-- START EXERCISE INPUT --
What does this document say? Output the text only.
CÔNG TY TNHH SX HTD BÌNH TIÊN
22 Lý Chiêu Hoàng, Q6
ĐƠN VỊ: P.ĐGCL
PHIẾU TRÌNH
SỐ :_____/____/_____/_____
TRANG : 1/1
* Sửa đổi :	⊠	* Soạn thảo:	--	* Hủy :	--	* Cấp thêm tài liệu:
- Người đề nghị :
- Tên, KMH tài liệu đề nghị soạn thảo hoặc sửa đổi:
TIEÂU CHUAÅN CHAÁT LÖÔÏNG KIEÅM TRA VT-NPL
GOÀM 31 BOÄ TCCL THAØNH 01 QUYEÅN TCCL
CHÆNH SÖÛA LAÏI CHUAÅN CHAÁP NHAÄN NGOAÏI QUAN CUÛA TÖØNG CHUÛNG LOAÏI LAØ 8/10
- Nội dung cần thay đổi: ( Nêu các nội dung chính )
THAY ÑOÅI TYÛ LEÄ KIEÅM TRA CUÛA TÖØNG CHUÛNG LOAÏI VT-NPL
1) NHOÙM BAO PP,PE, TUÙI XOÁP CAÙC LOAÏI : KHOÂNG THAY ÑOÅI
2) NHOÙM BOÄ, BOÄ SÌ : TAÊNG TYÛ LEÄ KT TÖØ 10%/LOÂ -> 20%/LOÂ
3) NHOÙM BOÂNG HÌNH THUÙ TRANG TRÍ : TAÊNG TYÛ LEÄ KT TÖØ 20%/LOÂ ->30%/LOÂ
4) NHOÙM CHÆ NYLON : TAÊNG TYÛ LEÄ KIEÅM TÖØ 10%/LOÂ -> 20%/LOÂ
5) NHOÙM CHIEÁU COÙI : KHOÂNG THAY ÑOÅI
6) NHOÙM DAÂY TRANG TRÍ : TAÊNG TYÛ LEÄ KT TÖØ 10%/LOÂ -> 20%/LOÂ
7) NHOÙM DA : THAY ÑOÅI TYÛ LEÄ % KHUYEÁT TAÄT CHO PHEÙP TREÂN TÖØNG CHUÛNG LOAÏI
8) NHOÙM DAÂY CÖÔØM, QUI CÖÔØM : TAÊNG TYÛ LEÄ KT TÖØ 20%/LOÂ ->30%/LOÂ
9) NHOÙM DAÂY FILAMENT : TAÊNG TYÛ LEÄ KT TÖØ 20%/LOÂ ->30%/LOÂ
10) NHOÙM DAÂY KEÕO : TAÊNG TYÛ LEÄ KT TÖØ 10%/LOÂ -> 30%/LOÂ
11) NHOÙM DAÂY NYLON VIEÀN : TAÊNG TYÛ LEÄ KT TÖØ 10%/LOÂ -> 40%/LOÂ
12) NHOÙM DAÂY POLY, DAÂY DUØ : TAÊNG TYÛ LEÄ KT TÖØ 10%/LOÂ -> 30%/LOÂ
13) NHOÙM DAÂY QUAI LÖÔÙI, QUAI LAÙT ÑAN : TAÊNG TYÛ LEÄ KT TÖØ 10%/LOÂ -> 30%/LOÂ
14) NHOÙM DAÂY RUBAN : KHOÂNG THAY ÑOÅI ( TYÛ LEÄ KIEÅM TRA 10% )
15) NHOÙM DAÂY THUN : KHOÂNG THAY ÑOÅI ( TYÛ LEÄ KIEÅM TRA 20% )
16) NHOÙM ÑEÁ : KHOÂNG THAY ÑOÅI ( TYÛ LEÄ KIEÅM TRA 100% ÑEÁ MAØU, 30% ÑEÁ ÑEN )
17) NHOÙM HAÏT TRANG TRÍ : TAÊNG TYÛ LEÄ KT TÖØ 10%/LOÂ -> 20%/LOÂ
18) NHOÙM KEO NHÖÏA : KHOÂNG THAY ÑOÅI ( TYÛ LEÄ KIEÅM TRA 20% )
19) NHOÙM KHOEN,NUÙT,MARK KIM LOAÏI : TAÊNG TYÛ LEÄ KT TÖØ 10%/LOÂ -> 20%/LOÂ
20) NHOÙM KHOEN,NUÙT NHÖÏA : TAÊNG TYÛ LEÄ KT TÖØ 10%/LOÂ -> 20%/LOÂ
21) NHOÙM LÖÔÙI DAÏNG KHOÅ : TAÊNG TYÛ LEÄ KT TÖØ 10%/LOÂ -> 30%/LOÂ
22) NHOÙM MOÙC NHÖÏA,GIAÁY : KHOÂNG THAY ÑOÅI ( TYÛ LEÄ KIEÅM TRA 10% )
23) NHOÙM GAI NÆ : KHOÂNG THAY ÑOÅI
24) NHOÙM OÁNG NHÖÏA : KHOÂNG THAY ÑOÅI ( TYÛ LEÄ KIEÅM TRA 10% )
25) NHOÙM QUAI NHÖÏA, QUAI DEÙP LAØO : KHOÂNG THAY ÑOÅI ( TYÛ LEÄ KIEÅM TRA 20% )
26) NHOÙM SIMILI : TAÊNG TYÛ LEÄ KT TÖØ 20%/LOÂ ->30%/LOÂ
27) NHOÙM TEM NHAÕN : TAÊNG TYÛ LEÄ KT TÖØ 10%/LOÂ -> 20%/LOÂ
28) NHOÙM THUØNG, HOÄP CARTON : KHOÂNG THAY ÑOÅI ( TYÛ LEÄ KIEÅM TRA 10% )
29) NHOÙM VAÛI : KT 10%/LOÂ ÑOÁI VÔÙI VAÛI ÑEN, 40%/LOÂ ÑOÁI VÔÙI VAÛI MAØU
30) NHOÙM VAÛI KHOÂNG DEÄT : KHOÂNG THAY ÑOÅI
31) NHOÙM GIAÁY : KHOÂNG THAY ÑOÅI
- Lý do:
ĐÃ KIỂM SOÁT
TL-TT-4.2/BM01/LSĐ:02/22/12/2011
-- END EXERCISE INPUT --
▶ **REQUIREMENTS**
All of the entries should be written out again exactly.

▶ **OUTPUT**
What does this document say? Output the text only.
CÔNG TY TNHH SX HTD BÌNH TIÊN
22 Lý Chiêu Hoàng, Q6
ĐƠN VỊ: P.ĐGCL
PHIẾU TRÌNH
SỐ :_____/____/_____/_____
TRANG : 1/1
* Sửa đổi :	⊠	* Soạn thảo:	--	* Hủy :	--	* Cấp thêm tài liệu:
- Người đề nghị :
- Tên, KMH tài liệu đề nghị soạn thảo hoặc sửa đổi:
TIEÂU CHUAÅN CHAÁT LÖÔÏNG KIEÅM TRA VT-NPL
GOÀM 31 BOÄ TCCL THAØNH 01 QUYEÅN TCCL
CHÆNH SÖÛA LAÏI CHUAÅN CHAÁP NHAÄN NGOAÏI QUAN CUÛA TÖØNG CHUÛNG LOAÏI LAØ 8/10
- Nội dung cần thay đổi: ( Nêu các nội dung chính )
THAY ÑOÅI TYÛ LEÄ KIEÅM TRA CUÛA TÖØNG CHUÛNG LOAÏI VT-NPL
1) NHOÙM BAO PP,PE, TUÙI XOÁP CAÙC LOAÏI : KHOÂNG THAY ÑOÅI
2) NHOÙM BOÄ, BOÄ SÌ : TAÊNG TYÛ LEÄ KT TÖØ 10%/LOÂ -> 20%/LOÂ
3) NHOÙM BOÂNG HÌNH THUÙ TRANG TRÍ : TAÊNG TYÛ LEÄ KT TÖØ 20%/LOÂ ->30%/LOÂ
4) NHOÙM CHÆ NYLON : TAÊNG TYÛ LEÄ KIEÅM TÖØ 10%/LOÂ -> 20%/LOÂ
5) NHOÙM CHIEÁU COÙI : KHOÂNG THAY ÑOÅI
6) NHOÙM DAÂY TRANG TRÍ : TAÊNG TYÛ LEÄ KT TÖØ 10%/LOÂ -> 20%/LOÂ
7) NHOÙM DA : THAY ÑOÅI TYÛ LEÄ % KHUYEÁT TAÄT CHO PHEÙP TREÂN TÖØNG CHUÛNG LOAÏI
8) NHOÙM DAÂY CÖÔØM, QUI CÖÔØM : TAÊNG TYÛ LEÄ KT TÖØ 20%/LOÂ ->30%/LOÂ
9) NHOÙM DAÂY FILAMENT : TAÊNG TYÛ LEÄ KT TÖØ 20%/LOÂ ->30%/LOÂ
10) NHOÙM DAÂY KEÕO : TAÊNG TYÛ LEÄ KT TÖØ 10%/LOÂ -> 30%/LOÂ
11) NHOÙM DAÂY NYLON VIEÀN : TAÊNG TYÛ LEÄ KT TÖØ 10%/LOÂ -> 40%/LOÂ
12) NHOÙM DAÂY POLY, DAÂY DUØ : TAÊNG TYÛ LEÄ KT TÖØ 10%/LOÂ -> 30%/LOÂ
13) NHOÙM DAÂY QUAI LÖÔÙI, QUAI LAÙT ÑAN : TAÊNG TYÛ LEÄ KT TÖØ 10%/LOÂ -> 30%/LOÂ
14) NHOÙM DAÂY RUBAN : KHOÂNG THAY ÑOÅI ( TYÛ LEÄ KIEÅM TRA 10% )
15) NHOÙM DAÂY THUN : KHOÂNG THAY ÑOÅI ( TYÛ LEÄ KIEÅM TRA 20% )
16) NHOÙM ÑEÁ : KHOÂNG THAY ÑOÅI ( TYÛ LEÄ KIEÅM TRA 100% ÑEÁ MAØU, 30% ÑEÁ ÑEN )
17) NHOÙM HAÏT TRANG TRÍ : TAÊNG TYÛ LEÄ KT TÖØ 10%/LOÂ -> 20%/LOÂ
18) NHOÙM KEO NHÖÏA : KHOÂNG THAY ÑOÅI ( TYÛ LEÄ KIEÅM TRA 20% )
19) NHOÙM KHOEN,NUÙT,MARK KIM LOAÏI : TAÊNG TYÛ LEÄ KT TÖØ 10%/LOÂ -> 20%/LOÂ
20) NHOÙM KHOEN,NUÙT NHÖÏA : TAÊNG TYÛ LEÄ KT TÖØ 10%/LOÂ -> 20%/LOÂ
21) NHOÙM LÖÔÙI DAÏNG KHOÅ : TAÊNG TYÛ LEÄ KT TÖØ 10%/LOÂ -> 30%/LOÂ
22) NHOÙM MOÙC NHÖÏA,GIAÁY : KHOÂNG THAY ÑOÅI ( TYÛ LEÄ KIEÅM TRA 10% )
23) NHOÙM GAI NÆ : KHOÂNG THAY ÑOÅI
24) NHOÙM OÁNG NHÖÏA : KHOÂNG THAY ÑOÅI ( TYÛ LEÄ KIEÅM TRA 10% )
25) NHOÙM QUAI NHÖÏA, QUAI DEÙP LAØO : KHOÂNG THAY ÑOÅI ( TYÛ LEÄ KIEÅM TRA 20% )
26) NHOÙM SIMILI : TAÊNG TYÛ LEÄ KT TÖØ 20%/LOÂ ->30%/LOÂ
27) NHOÙM TEM NHAÕN : TAÊNG TYÛ LEÄ KT TÖØ 10%/LOÂ -> 20%/LOÂ
28) NHOÙM THUØNG, HOÄP CARTON : KHOÂNG THAY ÑOÅI ( TYÛ LEÄ KIEÅM TRA 10% )
29) NHOÙM VAÛI : KT 10%/LOÂ ÑOÁI VÔÙI VAÛI ÑEN, 40%/LOÂ ÑOÁI VÔÙI VAÛI MAØU
30) NHOÙM VAÛI KHOÂNG DEÄT : KHOÂNG THAY ÑOÅI
31) NHOÙM GIAÁY : KHOÂNG THAY ÑOÅI
- Lý do:
ĐÃ KIỂM SOÁT
TL-TT-4.2/BM01/LSĐ:02/22/12/2011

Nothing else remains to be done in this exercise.